**Short exercise:** Look through the material below for "difference". Copy every line that contains it.
START
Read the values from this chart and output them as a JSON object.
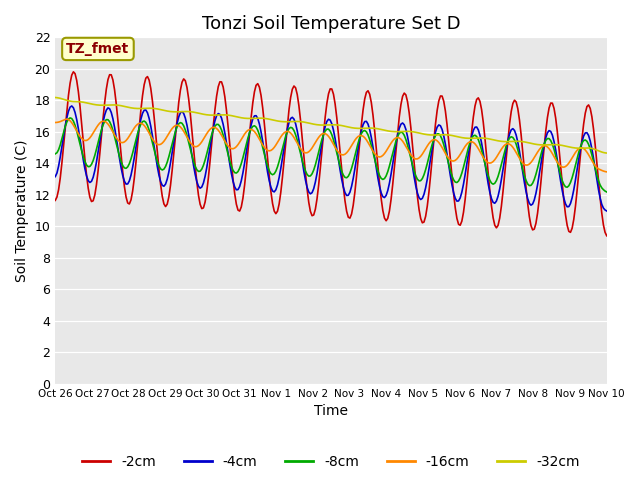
{
  "title": "Tonzi Soil Temperature Set D",
  "xlabel": "Time",
  "ylabel": "Soil Temperature (C)",
  "ylim": [
    0,
    22
  ],
  "yticks": [
    0,
    2,
    4,
    6,
    8,
    10,
    12,
    14,
    16,
    18,
    20,
    22
  ],
  "x_labels": [
    "Oct 26",
    "Oct 27",
    "Oct 28",
    "Oct 29",
    "Oct 30",
    "Oct 31",
    "Nov 1",
    "Nov 2",
    "Nov 3",
    "Nov 4",
    "Nov 5",
    "Nov 6",
    "Nov 7",
    "Nov 8",
    "Nov 9",
    "Nov 10"
  ],
  "annotation_text": "TZ_fmet",
  "annotation_color": "#8B0000",
  "annotation_bg": "#FFFFCC",
  "line_colors": [
    "#CC0000",
    "#0000CC",
    "#00AA00",
    "#FF8800",
    "#CCCC00"
  ],
  "line_labels": [
    "-2cm",
    "-4cm",
    "-8cm",
    "-16cm",
    "-32cm"
  ],
  "n_points": 336,
  "days": 15,
  "title_fontsize": 13,
  "axis_fontsize": 10,
  "legend_fontsize": 10
}
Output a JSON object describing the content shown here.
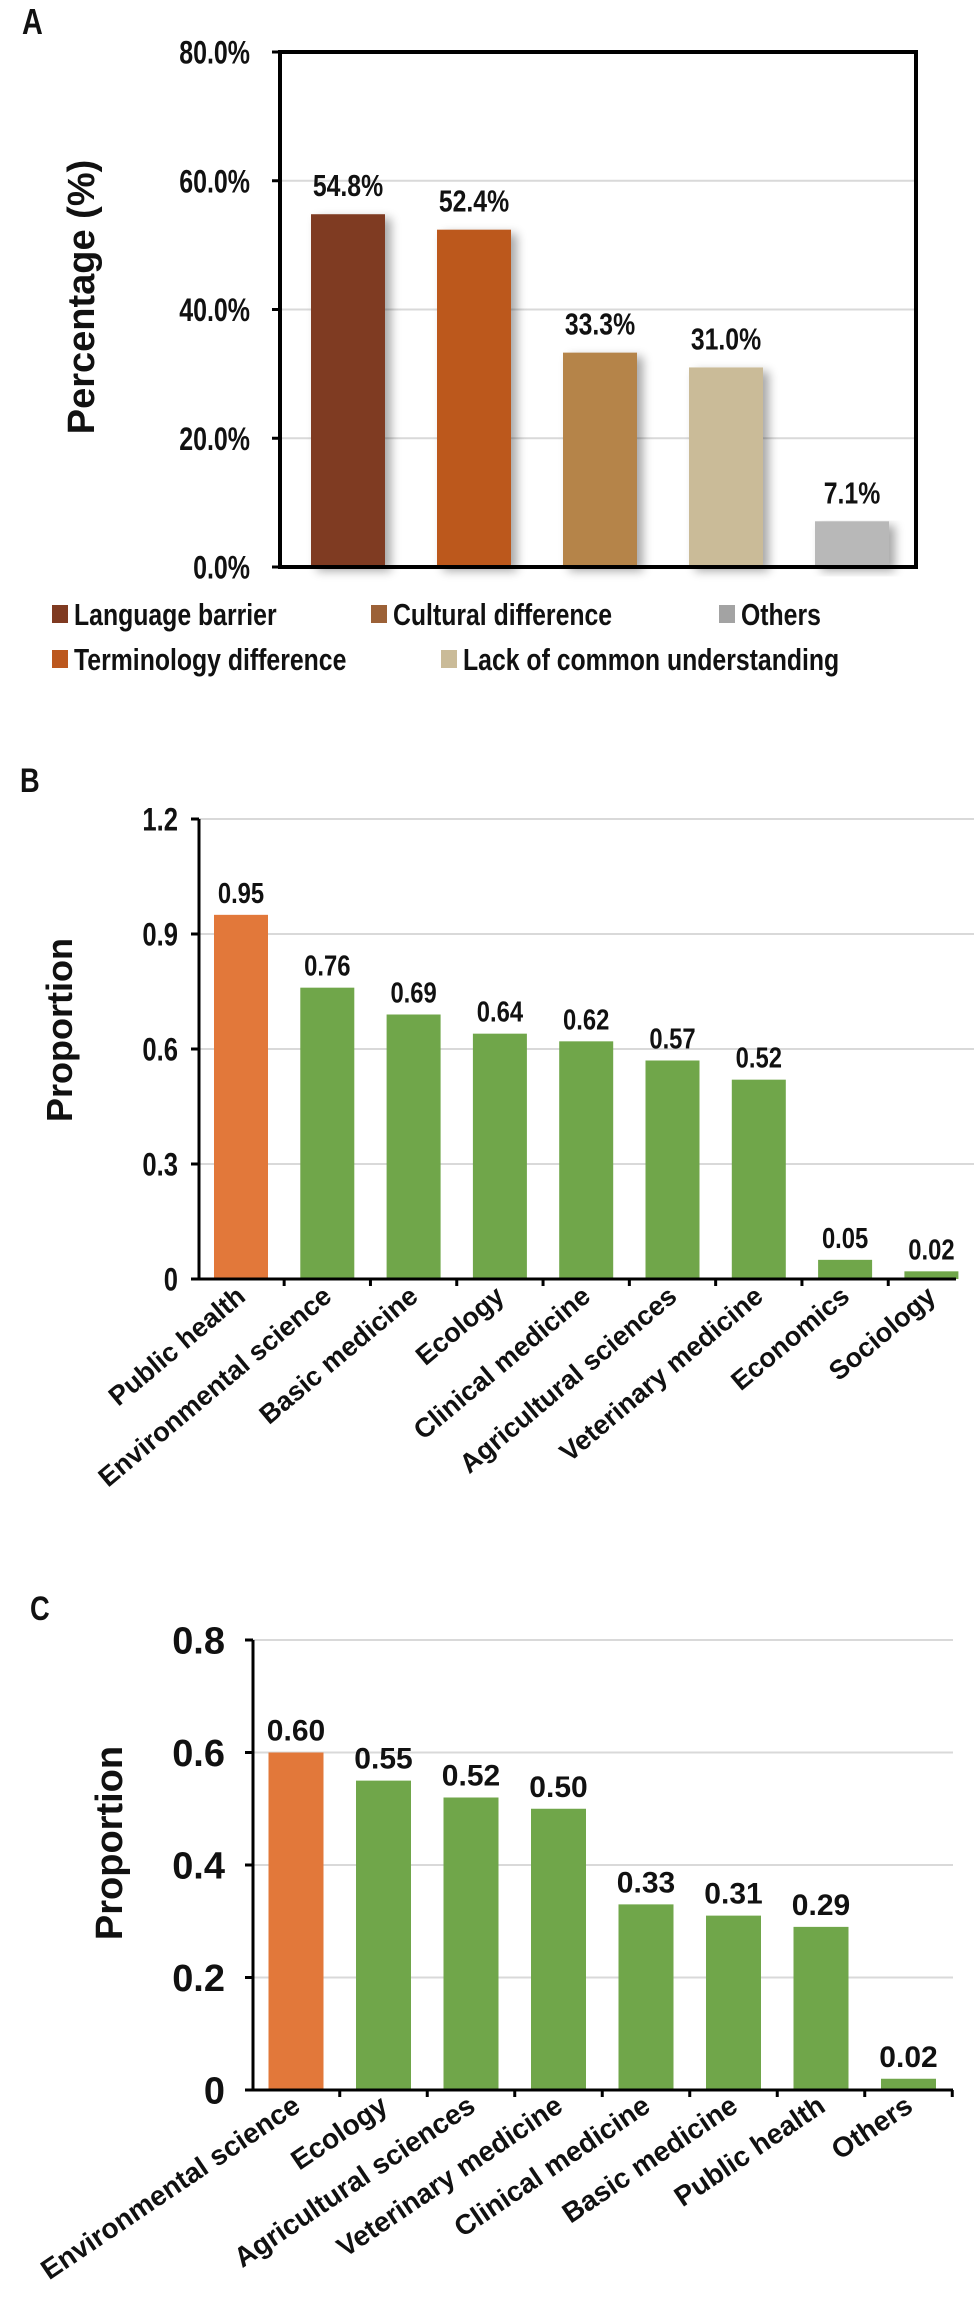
{
  "chart_data": [
    {
      "panel": "A",
      "type": "bar",
      "categories": [
        "Language barrier",
        "Terminology difference",
        "Cultural difference",
        "Lack of common understanding",
        "Others"
      ],
      "values": [
        54.8,
        52.4,
        33.3,
        31.0,
        7.1
      ],
      "value_labels": [
        "54.8%",
        "52.4%",
        "33.3%",
        "31.0%",
        "7.1%"
      ],
      "colors": [
        "#7f3a21",
        "#bc581e",
        "#b5844a",
        "#cabb98",
        "#b8b8b8"
      ],
      "ylabel": "Percentage (%)",
      "ylim": [
        0,
        80
      ],
      "yticks": [
        0,
        20,
        40,
        60,
        80
      ],
      "ytick_labels": [
        "0.0%",
        "20.0%",
        "40.0%",
        "60.0%",
        "80.0%"
      ],
      "grid": true,
      "legend": {
        "placement": "bottom",
        "items": [
          {
            "label": "Language barrier",
            "color": "#7f3a21"
          },
          {
            "label": "Cultural difference",
            "color": "#9c6137"
          },
          {
            "label": "Others",
            "color": "#a3a3a3"
          },
          {
            "label": "Terminology difference",
            "color": "#bc581e"
          },
          {
            "label": "Lack of common understanding",
            "color": "#cabb98"
          }
        ]
      }
    },
    {
      "panel": "B",
      "type": "bar",
      "categories": [
        "Public health",
        "Environmental science",
        "Basic medicine",
        "Ecology",
        "Clinical medicine",
        "Agricultural sciences",
        "Veterinary medicine",
        "Economics",
        "Sociology"
      ],
      "values": [
        0.95,
        0.76,
        0.69,
        0.64,
        0.62,
        0.57,
        0.52,
        0.05,
        0.02
      ],
      "value_labels": [
        "0.95",
        "0.76",
        "0.69",
        "0.64",
        "0.62",
        "0.57",
        "0.52",
        "0.05",
        "0.02"
      ],
      "colors": [
        "#e2783a",
        "#70a64a",
        "#70a64a",
        "#70a64a",
        "#70a64a",
        "#70a64a",
        "#70a64a",
        "#70a64a",
        "#70a64a"
      ],
      "ylabel": "Proportion",
      "ylim": [
        0,
        1.2
      ],
      "yticks": [
        0,
        0.3,
        0.6,
        0.9,
        1.2
      ],
      "ytick_labels": [
        "0",
        "0.3",
        "0.6",
        "0.9",
        "1.2"
      ],
      "grid": true
    },
    {
      "panel": "C",
      "type": "bar",
      "categories": [
        "Environmental science",
        "Ecology",
        "Agricultural sciences",
        "Veterinary medicine",
        "Clinical medicine",
        "Basic medicine",
        "Public health",
        "Others"
      ],
      "values": [
        0.6,
        0.55,
        0.52,
        0.5,
        0.33,
        0.31,
        0.29,
        0.02
      ],
      "value_labels": [
        "0.60",
        "0.55",
        "0.52",
        "0.50",
        "0.33",
        "0.31",
        "0.29",
        "0.02"
      ],
      "colors": [
        "#e2783a",
        "#70a64a",
        "#70a64a",
        "#70a64a",
        "#70a64a",
        "#70a64a",
        "#70a64a",
        "#70a64a"
      ],
      "ylabel": "Proportion",
      "ylim": [
        0,
        0.8
      ],
      "yticks": [
        0,
        0.2,
        0.4,
        0.6,
        0.8
      ],
      "ytick_labels": [
        "0",
        "0.2",
        "0.4",
        "0.6",
        "0.8"
      ],
      "grid": true
    }
  ]
}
END
**Finished answer:**
        "Terminology difference",
        "Cultural difference",
            "label": "Cultural difference",
            "label": "Terminology difference",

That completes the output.